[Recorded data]
-- Begin --

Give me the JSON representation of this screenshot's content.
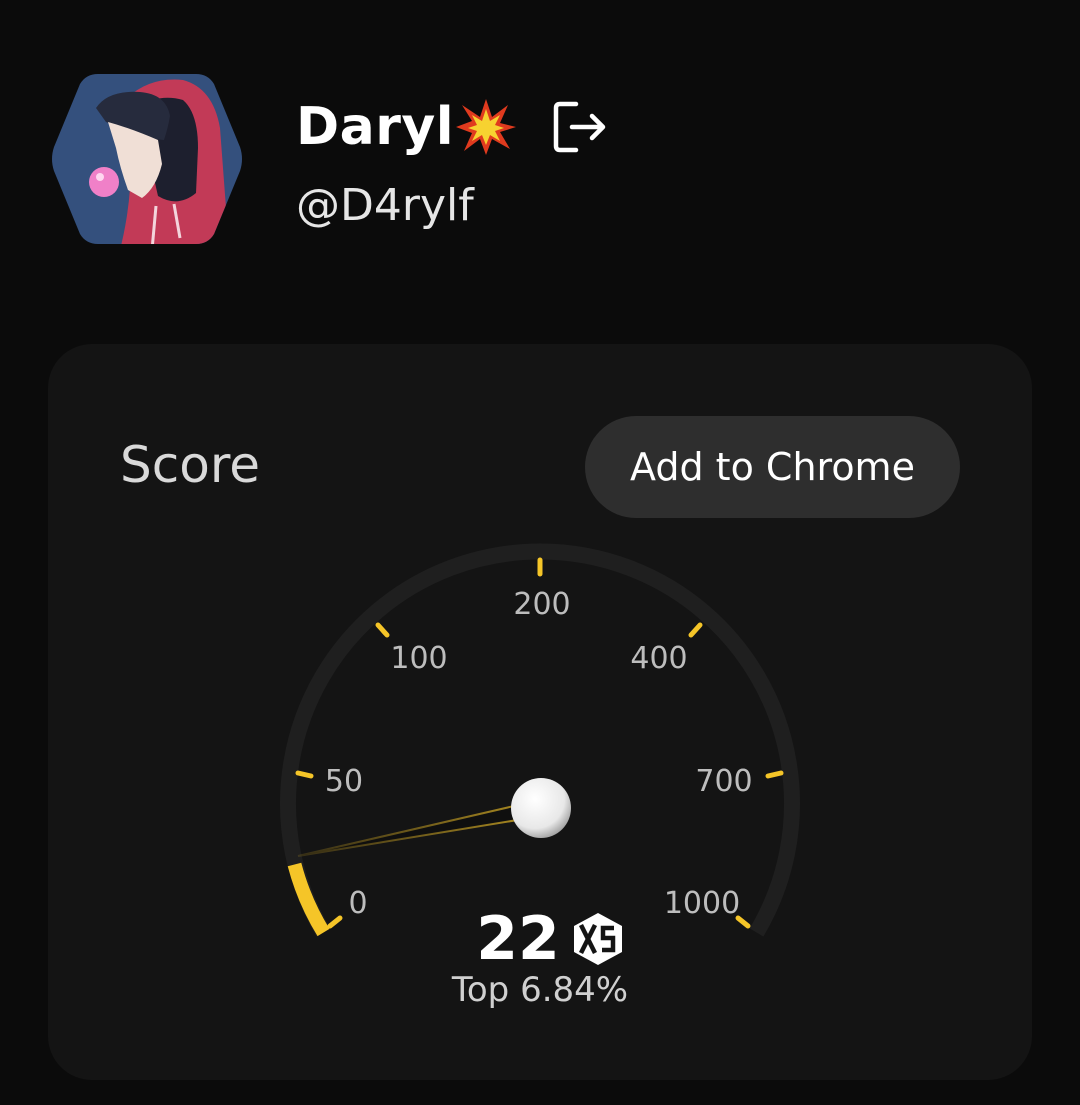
{
  "profile": {
    "display_name": "Daryl",
    "handle": "@D4rylf",
    "name_emoji_icon": "collision-burst-icon",
    "logout_icon": "logout-icon",
    "avatar_icon": "hexagon-avatar"
  },
  "score_card": {
    "label": "Score",
    "add_button_label": "Add to Chrome",
    "gauge": {
      "tick_labels": [
        "0",
        "50",
        "100",
        "200",
        "400",
        "700",
        "1000"
      ],
      "needle_value": 22,
      "accent_color": "#f5c528"
    },
    "score_value": "22",
    "badge_icon": "xs-badge-icon",
    "top_percent": "Top 6.84%"
  }
}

-- End --

Exercise prompt: Copy every entry word for word, but omit the pictures.

Solved exercise:
Give me the JSON representation of this screenshot's content.
{
  "profile": {
    "display_name": "Daryl",
    "handle": "@D4rylf",
    "name_emoji_icon": "collision-burst-icon",
    "logout_icon": "logout-icon",
    "avatar_icon": "hexagon-avatar"
  },
  "score_card": {
    "label": "Score",
    "add_button_label": "Add to Chrome",
    "gauge": {
      "tick_labels": [
        "0",
        "50",
        "100",
        "200",
        "400",
        "700",
        "1000"
      ],
      "needle_value": 22,
      "accent_color": "#f5c528"
    },
    "score_value": "22",
    "badge_icon": "xs-badge-icon",
    "top_percent": "Top 6.84%"
  }
}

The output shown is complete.